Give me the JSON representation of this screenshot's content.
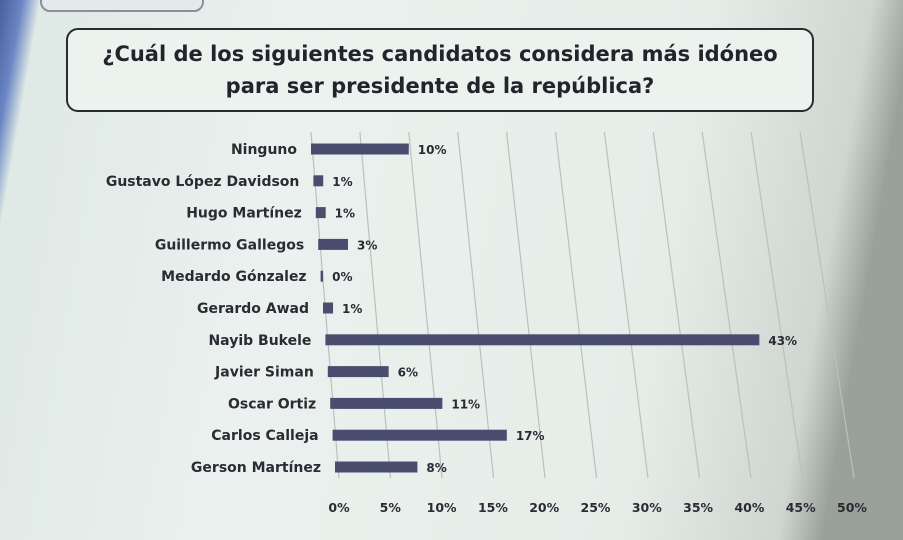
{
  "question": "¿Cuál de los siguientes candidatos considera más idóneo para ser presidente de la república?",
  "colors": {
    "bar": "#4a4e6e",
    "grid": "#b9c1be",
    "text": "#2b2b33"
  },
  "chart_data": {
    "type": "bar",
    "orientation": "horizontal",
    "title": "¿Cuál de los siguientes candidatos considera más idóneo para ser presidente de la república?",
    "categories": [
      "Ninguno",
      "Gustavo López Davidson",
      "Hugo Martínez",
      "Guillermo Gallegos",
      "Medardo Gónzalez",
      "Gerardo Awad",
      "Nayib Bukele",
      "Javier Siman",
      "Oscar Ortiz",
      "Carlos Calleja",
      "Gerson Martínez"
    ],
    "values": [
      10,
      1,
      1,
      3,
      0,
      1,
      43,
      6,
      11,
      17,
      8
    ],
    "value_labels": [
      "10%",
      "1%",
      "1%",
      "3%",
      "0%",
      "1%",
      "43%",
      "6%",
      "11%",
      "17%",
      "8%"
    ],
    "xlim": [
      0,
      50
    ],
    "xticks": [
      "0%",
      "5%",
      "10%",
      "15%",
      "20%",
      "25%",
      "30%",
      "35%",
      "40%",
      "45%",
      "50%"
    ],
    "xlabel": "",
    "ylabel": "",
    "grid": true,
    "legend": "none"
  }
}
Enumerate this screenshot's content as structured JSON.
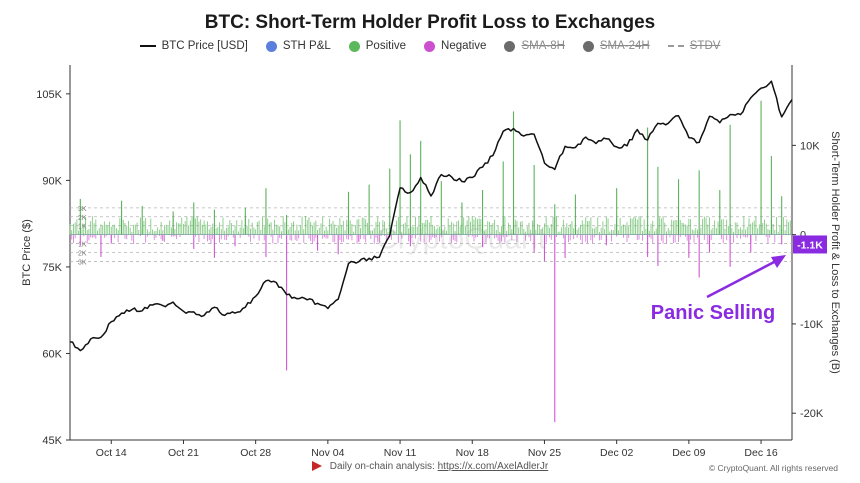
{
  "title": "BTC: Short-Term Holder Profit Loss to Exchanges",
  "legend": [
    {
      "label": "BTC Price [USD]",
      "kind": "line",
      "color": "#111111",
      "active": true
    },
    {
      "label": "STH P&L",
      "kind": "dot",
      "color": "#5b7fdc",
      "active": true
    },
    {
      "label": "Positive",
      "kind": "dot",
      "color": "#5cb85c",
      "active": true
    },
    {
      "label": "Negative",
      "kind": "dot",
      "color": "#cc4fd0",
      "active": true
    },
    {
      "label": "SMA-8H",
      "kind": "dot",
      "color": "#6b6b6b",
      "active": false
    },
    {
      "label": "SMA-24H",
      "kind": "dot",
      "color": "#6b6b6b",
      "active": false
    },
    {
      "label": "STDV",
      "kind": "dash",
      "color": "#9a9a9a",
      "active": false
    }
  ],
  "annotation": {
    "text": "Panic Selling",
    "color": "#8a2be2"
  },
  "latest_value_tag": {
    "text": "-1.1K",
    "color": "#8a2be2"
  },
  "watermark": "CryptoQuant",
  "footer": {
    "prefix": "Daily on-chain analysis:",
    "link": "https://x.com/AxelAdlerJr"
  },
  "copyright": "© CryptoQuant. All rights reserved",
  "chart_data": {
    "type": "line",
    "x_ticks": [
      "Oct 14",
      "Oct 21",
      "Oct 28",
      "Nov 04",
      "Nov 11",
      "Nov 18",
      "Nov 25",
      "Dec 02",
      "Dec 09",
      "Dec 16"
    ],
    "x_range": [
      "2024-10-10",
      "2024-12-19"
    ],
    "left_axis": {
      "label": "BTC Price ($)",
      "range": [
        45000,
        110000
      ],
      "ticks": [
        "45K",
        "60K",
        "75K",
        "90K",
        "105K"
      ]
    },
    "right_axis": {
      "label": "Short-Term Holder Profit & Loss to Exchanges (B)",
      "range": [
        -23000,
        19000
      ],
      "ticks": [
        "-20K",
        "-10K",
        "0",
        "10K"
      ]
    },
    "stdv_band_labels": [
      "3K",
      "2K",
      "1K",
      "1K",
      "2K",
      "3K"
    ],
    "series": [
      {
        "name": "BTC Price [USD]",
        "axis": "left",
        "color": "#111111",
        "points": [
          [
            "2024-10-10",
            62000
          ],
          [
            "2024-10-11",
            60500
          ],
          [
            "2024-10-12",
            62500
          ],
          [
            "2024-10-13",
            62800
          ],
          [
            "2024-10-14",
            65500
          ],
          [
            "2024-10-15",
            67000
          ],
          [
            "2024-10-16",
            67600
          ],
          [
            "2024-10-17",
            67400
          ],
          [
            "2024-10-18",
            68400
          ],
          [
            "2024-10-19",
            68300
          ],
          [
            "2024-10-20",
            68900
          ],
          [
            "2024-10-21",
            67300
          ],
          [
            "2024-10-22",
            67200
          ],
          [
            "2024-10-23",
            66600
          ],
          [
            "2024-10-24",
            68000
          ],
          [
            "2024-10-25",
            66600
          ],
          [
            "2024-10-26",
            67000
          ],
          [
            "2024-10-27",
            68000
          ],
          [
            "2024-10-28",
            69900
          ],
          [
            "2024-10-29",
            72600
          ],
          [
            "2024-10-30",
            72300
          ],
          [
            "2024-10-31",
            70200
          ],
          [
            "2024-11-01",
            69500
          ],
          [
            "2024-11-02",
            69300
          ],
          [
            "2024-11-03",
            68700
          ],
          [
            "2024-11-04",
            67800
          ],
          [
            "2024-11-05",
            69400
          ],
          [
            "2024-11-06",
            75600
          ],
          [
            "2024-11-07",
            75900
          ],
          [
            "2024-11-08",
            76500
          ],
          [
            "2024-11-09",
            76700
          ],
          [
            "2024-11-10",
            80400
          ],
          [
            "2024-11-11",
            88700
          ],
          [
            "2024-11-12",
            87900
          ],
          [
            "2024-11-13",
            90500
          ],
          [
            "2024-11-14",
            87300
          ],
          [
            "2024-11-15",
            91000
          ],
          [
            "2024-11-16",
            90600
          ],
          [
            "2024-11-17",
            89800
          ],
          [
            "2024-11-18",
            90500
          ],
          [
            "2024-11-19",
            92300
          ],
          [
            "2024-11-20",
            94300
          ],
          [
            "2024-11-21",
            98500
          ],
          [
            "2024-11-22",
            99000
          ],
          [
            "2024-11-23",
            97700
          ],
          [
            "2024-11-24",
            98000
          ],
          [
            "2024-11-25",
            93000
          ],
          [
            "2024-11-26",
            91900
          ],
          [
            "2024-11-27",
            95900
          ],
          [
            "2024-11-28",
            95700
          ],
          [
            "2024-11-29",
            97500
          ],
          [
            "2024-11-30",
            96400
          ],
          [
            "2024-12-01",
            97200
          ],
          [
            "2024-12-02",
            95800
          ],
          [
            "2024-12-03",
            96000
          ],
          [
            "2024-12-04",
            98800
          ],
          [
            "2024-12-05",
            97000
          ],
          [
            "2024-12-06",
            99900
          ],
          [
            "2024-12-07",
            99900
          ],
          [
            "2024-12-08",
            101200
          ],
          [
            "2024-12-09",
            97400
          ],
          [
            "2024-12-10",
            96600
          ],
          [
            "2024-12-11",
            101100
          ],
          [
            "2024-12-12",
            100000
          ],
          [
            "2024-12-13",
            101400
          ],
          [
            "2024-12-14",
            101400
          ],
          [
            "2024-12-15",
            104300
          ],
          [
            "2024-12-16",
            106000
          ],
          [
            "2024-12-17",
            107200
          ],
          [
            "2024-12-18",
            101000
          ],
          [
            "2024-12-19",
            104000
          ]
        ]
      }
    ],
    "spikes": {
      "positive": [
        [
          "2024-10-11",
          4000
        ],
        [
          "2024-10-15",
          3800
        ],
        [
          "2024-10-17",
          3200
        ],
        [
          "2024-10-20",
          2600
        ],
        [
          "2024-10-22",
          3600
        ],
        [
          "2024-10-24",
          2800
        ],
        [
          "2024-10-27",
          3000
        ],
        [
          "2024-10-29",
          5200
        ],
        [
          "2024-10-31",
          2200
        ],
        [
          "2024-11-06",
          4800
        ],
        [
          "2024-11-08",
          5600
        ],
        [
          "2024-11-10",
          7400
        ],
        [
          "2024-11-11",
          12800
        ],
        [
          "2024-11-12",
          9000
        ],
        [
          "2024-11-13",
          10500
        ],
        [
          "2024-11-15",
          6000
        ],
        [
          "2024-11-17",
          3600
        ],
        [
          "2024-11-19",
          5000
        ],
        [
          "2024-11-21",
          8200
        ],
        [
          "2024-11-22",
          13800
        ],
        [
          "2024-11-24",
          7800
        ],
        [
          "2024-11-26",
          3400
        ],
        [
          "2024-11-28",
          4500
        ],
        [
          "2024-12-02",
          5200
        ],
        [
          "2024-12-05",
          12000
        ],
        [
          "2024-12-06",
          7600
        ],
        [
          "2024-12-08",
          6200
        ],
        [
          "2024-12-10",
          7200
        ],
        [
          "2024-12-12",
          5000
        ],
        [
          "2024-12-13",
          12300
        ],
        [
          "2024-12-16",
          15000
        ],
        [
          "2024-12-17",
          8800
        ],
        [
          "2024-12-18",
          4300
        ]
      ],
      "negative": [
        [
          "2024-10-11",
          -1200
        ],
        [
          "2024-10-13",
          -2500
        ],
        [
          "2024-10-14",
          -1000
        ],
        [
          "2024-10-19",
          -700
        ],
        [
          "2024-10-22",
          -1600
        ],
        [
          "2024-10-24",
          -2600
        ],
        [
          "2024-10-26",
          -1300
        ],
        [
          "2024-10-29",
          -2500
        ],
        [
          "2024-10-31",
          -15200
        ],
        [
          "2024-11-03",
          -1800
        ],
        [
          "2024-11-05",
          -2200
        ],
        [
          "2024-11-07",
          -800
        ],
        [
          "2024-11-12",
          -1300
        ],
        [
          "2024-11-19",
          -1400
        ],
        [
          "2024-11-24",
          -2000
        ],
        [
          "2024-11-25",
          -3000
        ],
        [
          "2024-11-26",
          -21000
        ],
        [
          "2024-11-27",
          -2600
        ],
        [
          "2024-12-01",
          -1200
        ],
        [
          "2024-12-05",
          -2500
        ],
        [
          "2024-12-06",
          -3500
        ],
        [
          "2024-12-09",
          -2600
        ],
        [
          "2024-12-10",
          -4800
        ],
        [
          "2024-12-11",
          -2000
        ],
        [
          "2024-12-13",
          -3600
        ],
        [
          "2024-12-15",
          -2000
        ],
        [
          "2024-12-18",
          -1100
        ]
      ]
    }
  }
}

============

• **WRITTEN PROBLEM**
Using the listing above, pull out all lines that hold the word "considera".

• **WRITTEN RESPONSE**
  "question": "¿Cuál de los siguientes candidatos considera más idóneo para ser presidente de la república?",
    "title": "¿Cuál de los siguientes candidatos considera más idóneo para ser presidente de la república?",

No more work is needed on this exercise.